### Record list
- - - - -
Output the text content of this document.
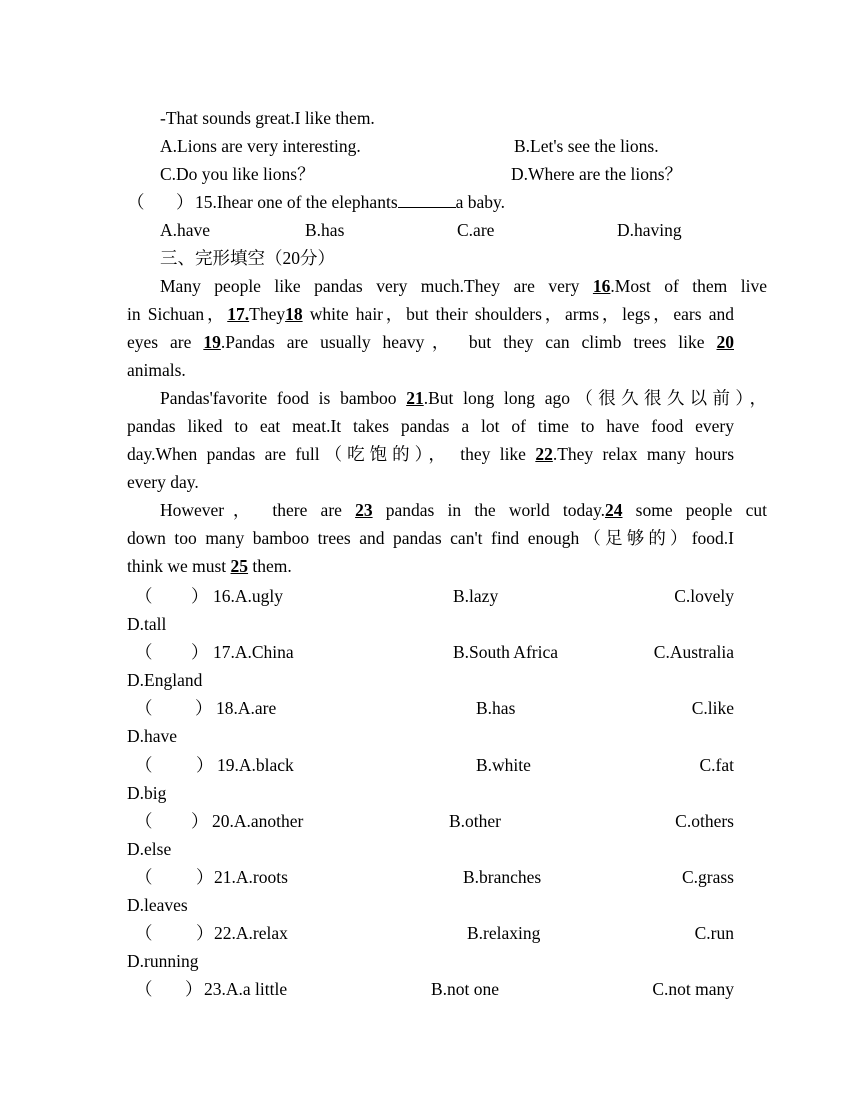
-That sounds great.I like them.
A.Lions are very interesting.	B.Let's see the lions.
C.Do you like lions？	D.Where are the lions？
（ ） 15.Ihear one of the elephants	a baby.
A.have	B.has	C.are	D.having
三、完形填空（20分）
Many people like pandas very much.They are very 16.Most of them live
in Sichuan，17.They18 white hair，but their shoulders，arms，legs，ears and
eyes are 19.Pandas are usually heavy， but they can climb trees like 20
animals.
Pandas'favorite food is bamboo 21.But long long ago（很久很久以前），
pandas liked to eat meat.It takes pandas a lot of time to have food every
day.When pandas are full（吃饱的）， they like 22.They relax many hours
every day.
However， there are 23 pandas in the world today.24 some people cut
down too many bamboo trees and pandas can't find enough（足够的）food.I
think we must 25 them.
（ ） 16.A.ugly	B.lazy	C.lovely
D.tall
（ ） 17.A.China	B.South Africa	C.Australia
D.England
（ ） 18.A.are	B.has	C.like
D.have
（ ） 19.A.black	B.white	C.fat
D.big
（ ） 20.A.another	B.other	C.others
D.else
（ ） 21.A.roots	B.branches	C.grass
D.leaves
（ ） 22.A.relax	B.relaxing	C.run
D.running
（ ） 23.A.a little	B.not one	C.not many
- - - - -
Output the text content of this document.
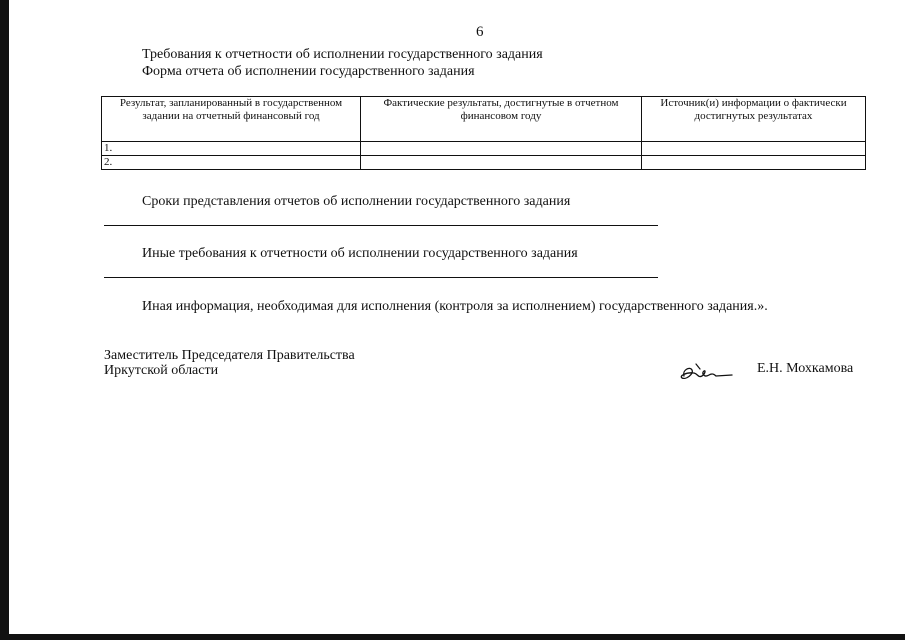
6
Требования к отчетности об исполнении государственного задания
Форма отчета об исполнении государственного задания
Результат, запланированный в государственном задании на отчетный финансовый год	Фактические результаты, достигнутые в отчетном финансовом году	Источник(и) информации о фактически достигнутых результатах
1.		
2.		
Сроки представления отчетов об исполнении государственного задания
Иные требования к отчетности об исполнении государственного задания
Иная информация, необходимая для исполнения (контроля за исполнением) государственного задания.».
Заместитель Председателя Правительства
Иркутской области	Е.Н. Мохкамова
- - - - -
### What is expected
Report only how many lines in the listing contain the string "государственного".

### Output of the exercise
5